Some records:
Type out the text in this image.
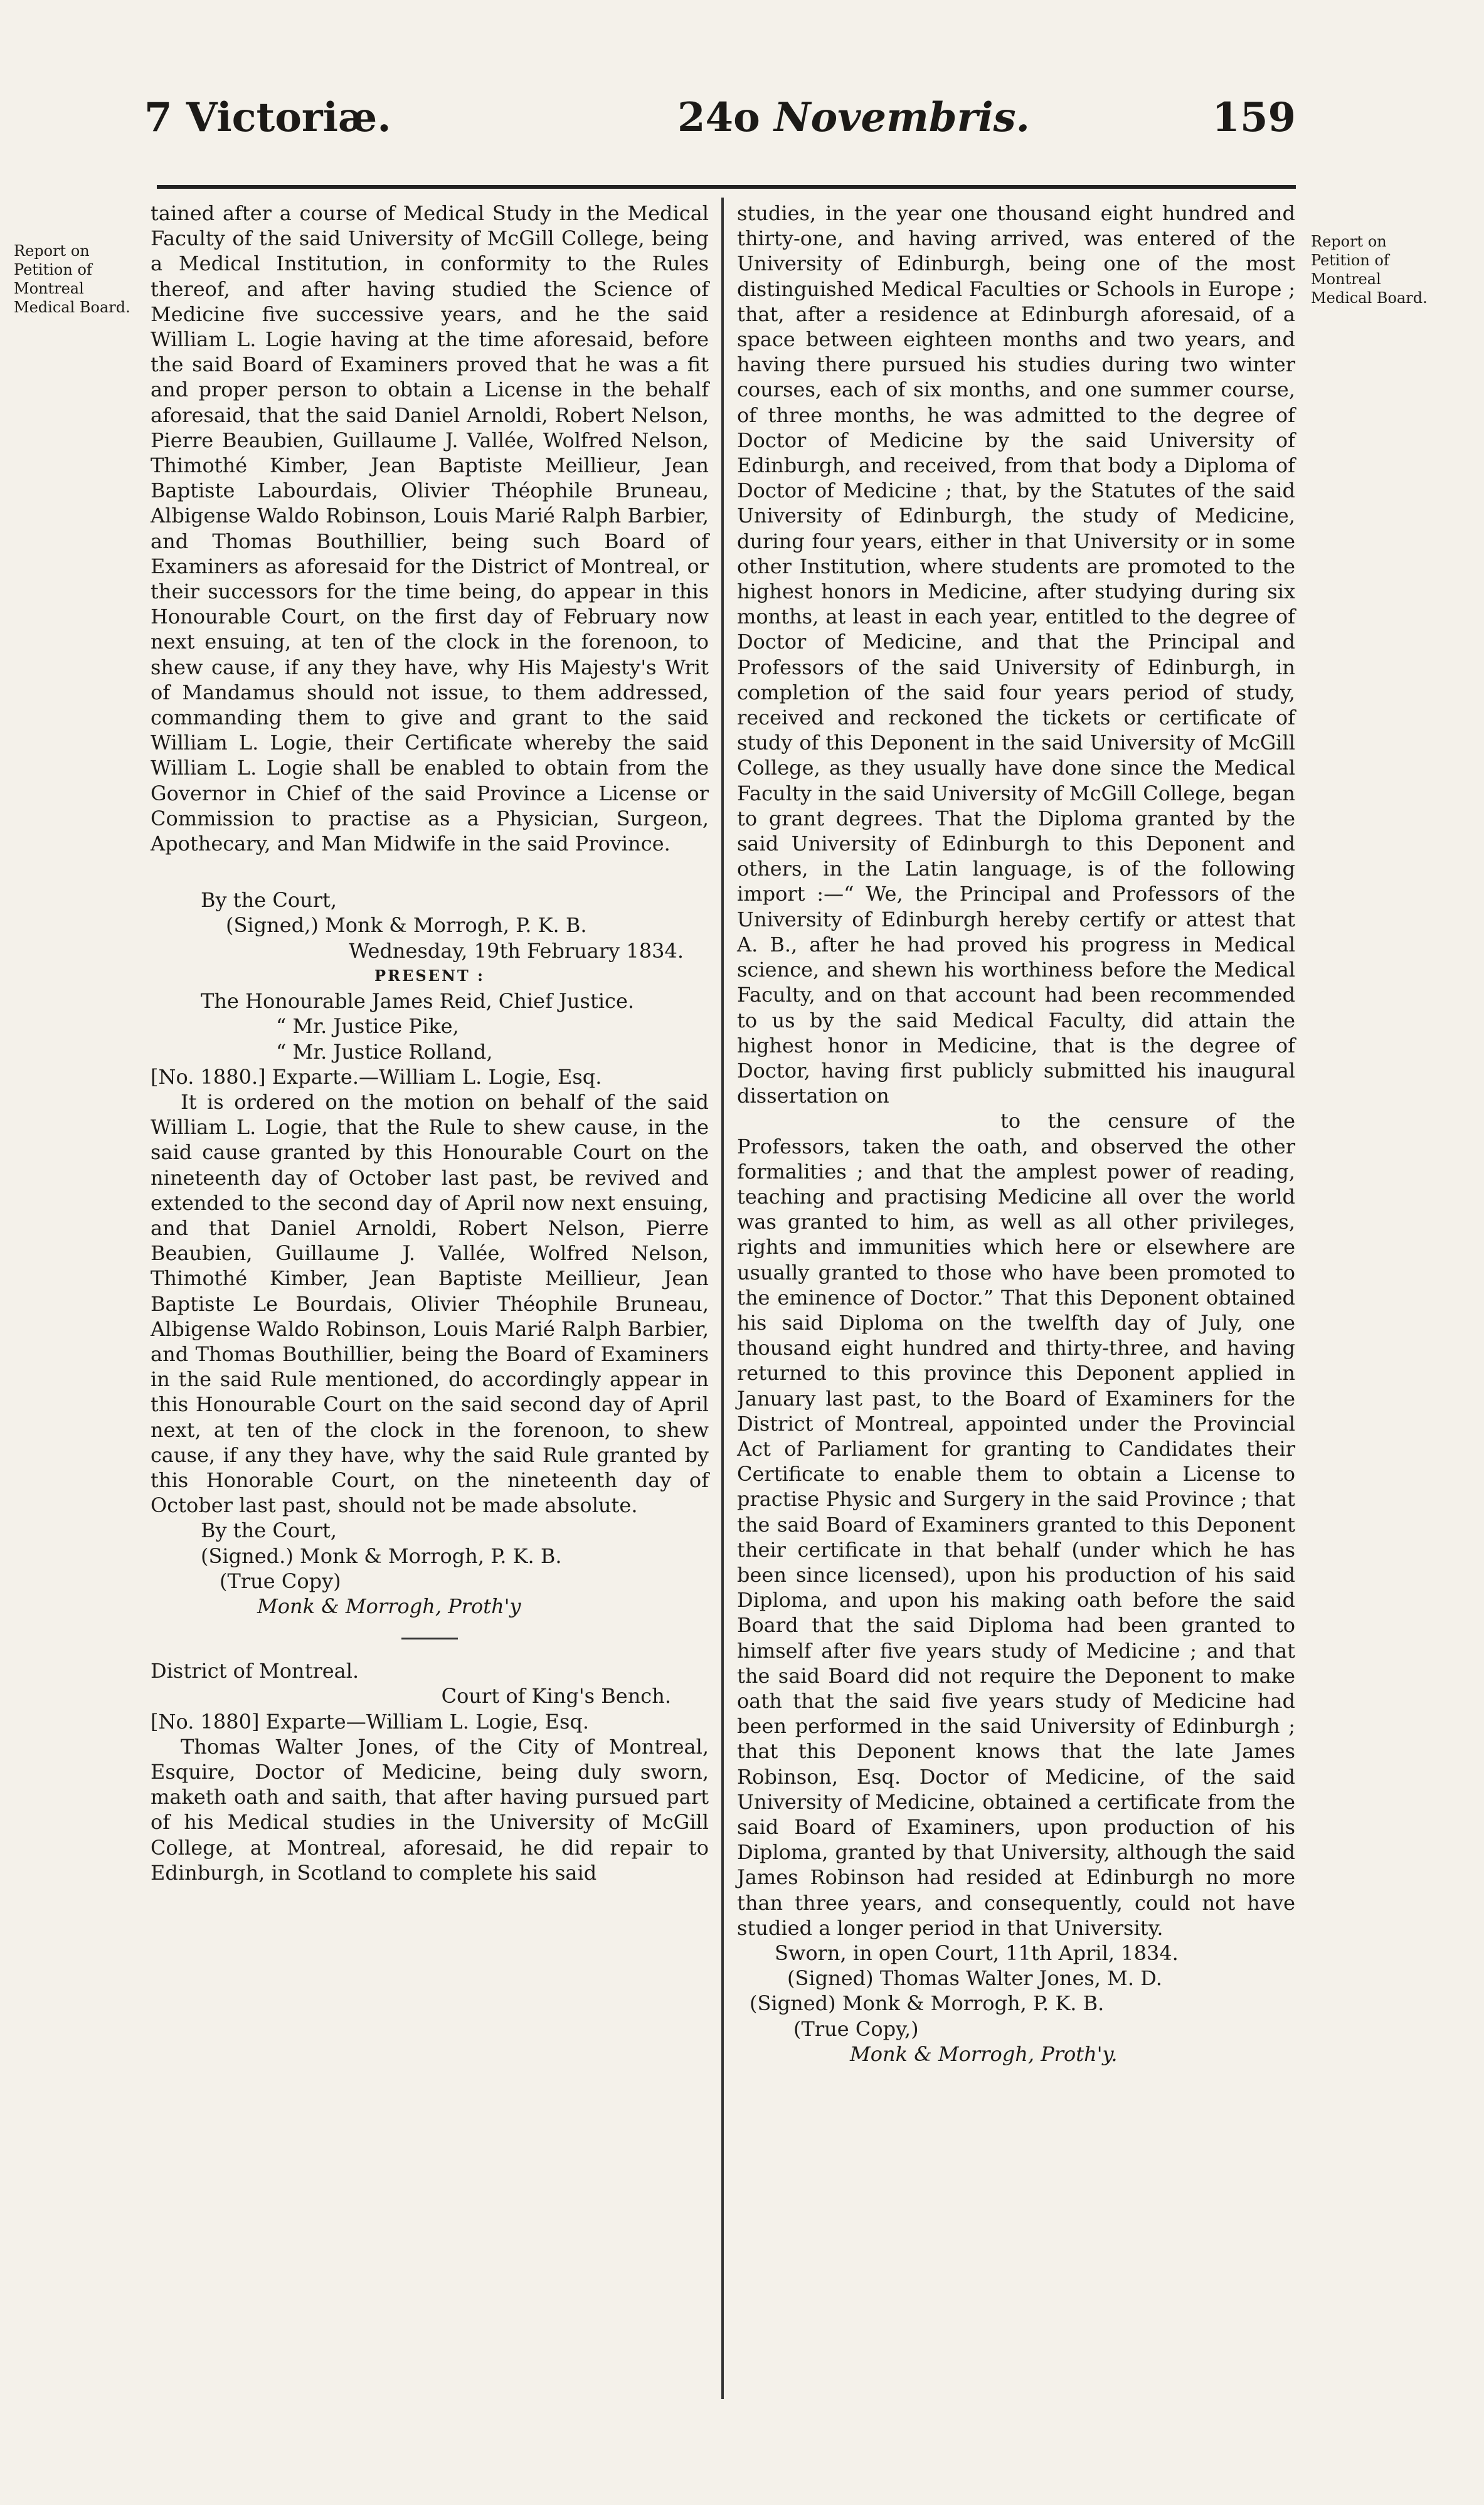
7 Victoriæ.	24o Novembris.	159
Report on Petition of Montreal Medical Board.
Report on Petition of Montreal Medical Board.

tained after a course of Medical Study in the Medical Faculty of the said University of McGill College, being a Medical Institution, in conformity to the Rules thereof, and after having studied the Science of Medicine five successive years, and he the said William L. Logie having at the time aforesaid, before the said Board of Examiners proved that he was a fit and proper person to obtain a License in the behalf aforesaid, that the said Daniel Arnoldi, Robert Nelson, Pierre Beaubien, Guillaume J. Vallée, Wolfred Nelson, Thimothé Kimber, Jean Baptiste Meillieur, Jean Baptiste Labourdais, Olivier Théophile Bruneau, Albigense Waldo Robinson, Louis Marié Ralph Barbier, and Thomas Bouthillier, being such Board of Examiners as aforesaid for the District of Montreal, or their successors for the time being, do appear in this Honourable Court, on the first day of February now next ensuing, at ten of the clock in the forenoon, to shew cause, if any they have, why His Majesty's Writ of Mandamus should not issue, to them addressed, commanding them to give and grant to the said William L. Logie, their Certificate whereby the said William L. Logie shall be enabled to obtain from the Governor in Chief of the said Province a License or Commission to practise as a Physician, Surgeon, Apothecary, and Man Midwife in the said Province.

By the Court,

(Signed,) Monk & Morrogh, P. K. B.

Wednesday, 19th February 1834.

PRESENT :

The Honourable James Reid, Chief Justice.

“ Mr. Justice Pike,

“ Mr. Justice Rolland,

[No. 1880.] Exparte.—William L. Logie, Esq.

It is ordered on the motion on behalf of the said William L. Logie, that the Rule to shew cause, in the said cause granted by this Honourable Court on the nineteenth day of October last past, be revived and extended to the second day of April now next ensuing, and that Daniel Arnoldi, Robert Nelson, Pierre Beaubien, Guillaume J. Vallée, Wolfred Nelson, Thimothé Kimber, Jean Baptiste Meillieur, Jean Baptiste Le Bourdais, Olivier Théophile Bruneau, Albigense Waldo Robinson, Louis Marié Ralph Barbier, and Thomas Bouthillier, being the Board of Examiners in the said Rule mentioned, do accordingly appear in this Honourable Court on the said second day of April next, at ten of the clock in the forenoon, to shew cause, if any they have, why the said Rule granted by this Honorable Court, on the nineteenth day of October last past, should not be made absolute.

By the Court,

(Signed.) Monk & Morrogh, P. K. B.

(True Copy)

Monk & Morrogh, Proth'y

District of Montreal.

Court of King's Bench.

[No. 1880] Exparte—William L. Logie, Esq.

Thomas Walter Jones, of the City of Montreal, Esquire, Doctor of Medicine, being duly sworn, maketh oath and saith, that after having pursued part of his Medical studies in the University of McGill College, at Montreal, aforesaid, he did repair to Edinburgh, in Scotland to complete his said

studies, in the year one thousand eight hundred and thirty-one, and having arrived, was entered of the University of Edinburgh, being one of the most distinguished Medical Faculties or Schools in Europe ; that, after a residence at Edinburgh aforesaid, of a space between eighteen months and two years, and having there pursued his studies during two winter courses, each of six months, and one summer course, of three months, he was admitted to the degree of Doctor of Medicine by the said University of Edinburgh, and received, from that body a Diploma of Doctor of Medicine ; that, by the Statutes of the said University of Edinburgh, the study of Medicine, during four years, either in that University or in some other Institution, where students are promoted to the highest honors in Medicine, after studying during six months, at least in each year, entitled to the degree of Doctor of Medicine, and that the Principal and Professors of the said University of Edinburgh, in completion of the said four years period of study, received and reckoned the tickets or certificate of study of this Deponent in the said University of McGill College, as they usually have done since the Medical Faculty in the said University of McGill College, began to grant degrees. That the Diploma granted by the said University of Edinburgh to this Deponent and others, in the Latin language, is of the following import :—“ We, the Principal and Professors of the University of Edinburgh hereby certify or attest that A. B., after he had proved his progress in Medical science, and shewn his worthiness before the Medical Faculty, and on that account had been recommended to us by the said Medical Faculty, did attain the highest honor in Medicine, that is the degree of Doctor, having first publicly submitted his inaugural dissertation on

to the censure of the Professors, taken the oath, and observed the other formalities ; and that the amplest power of reading, teaching and practising Medicine all over the world was granted to him, as well as all other privileges, rights and immunities which here or elsewhere are usually granted to those who have been promoted to the eminence of Doctor.” That this Deponent obtained his said Diploma on the twelfth day of July, one thousand eight hundred and thirty-three, and having returned to this province this Deponent applied in January last past, to the Board of Examiners for the District of Montreal, appointed under the Provincial Act of Parliament for granting to Candidates their Certificate to enable them to obtain a License to practise Physic and Surgery in the said Province ; that the said Board of Examiners granted to this Deponent their certificate in that behalf (under which he has been since licensed), upon his production of his said Diploma, and upon his making oath before the said Board that the said Diploma had been granted to himself after five years study of Medicine ; and that the said Board did not require the Deponent to make oath that the said five years study of Medicine had been performed in the said University of Edinburgh ; that this Deponent knows that the late James Robinson, Esq. Doctor of Medicine, of the said University of Medicine, obtained a certificate from the said Board of Examiners, upon production of his Diploma, granted by that University, although the said James Robinson had resided at Edinburgh no more than three years, and consequently, could not have studied a longer period in that University.

Sworn, in open Court, 11th April, 1834.

(Signed) Thomas Walter Jones, M. D.

(Signed) Monk & Morrogh, P. K. B.

(True Copy,)

Monk & Morrogh, Proth'y.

Stated problem
Search the data for "James". Copy every line that has it.

Full answer
The Honourable James Reid, Chief Justice.
to the censure of the Professors, taken the oath, and observed the other formalities ; and that the amplest power of reading, teaching and practising Medicine all over the world was granted to him, as well as all other privileges, rights and immunities which here or elsewhere are usually granted to those who have been promoted to the eminence of Doctor.” That this Deponent obtained his said Diploma on the twelfth day of July, one thousand eight hundred and thirty-three, and having returned to this province this Deponent applied in January last past, to the Board of Examiners for the District of Montreal, appointed under the Provincial Act of Parliament for granting to Candidates their Certificate to enable them to obtain a License to practise Physic and Surgery in the said Province ; that the said Board of Examiners granted to this Deponent their certificate in that behalf (under which he has been since licensed), upon his production of his said Diploma, and upon his making oath before the said Board that the said Diploma had been granted to himself after five years study of Medicine ; and that the said Board did not require the Deponent to make oath that the said five years study of Medicine had been performed in the said University of Edinburgh ; that this Deponent knows that the late James Robinson, Esq. Doctor of Medicine, of the said University of Medicine, obtained a certificate from the said Board of Examiners, upon production of his Diploma, granted by that University, although the said James Robinson had resided at Edinburgh no more than three years, and consequently, could not have studied a longer period in that University.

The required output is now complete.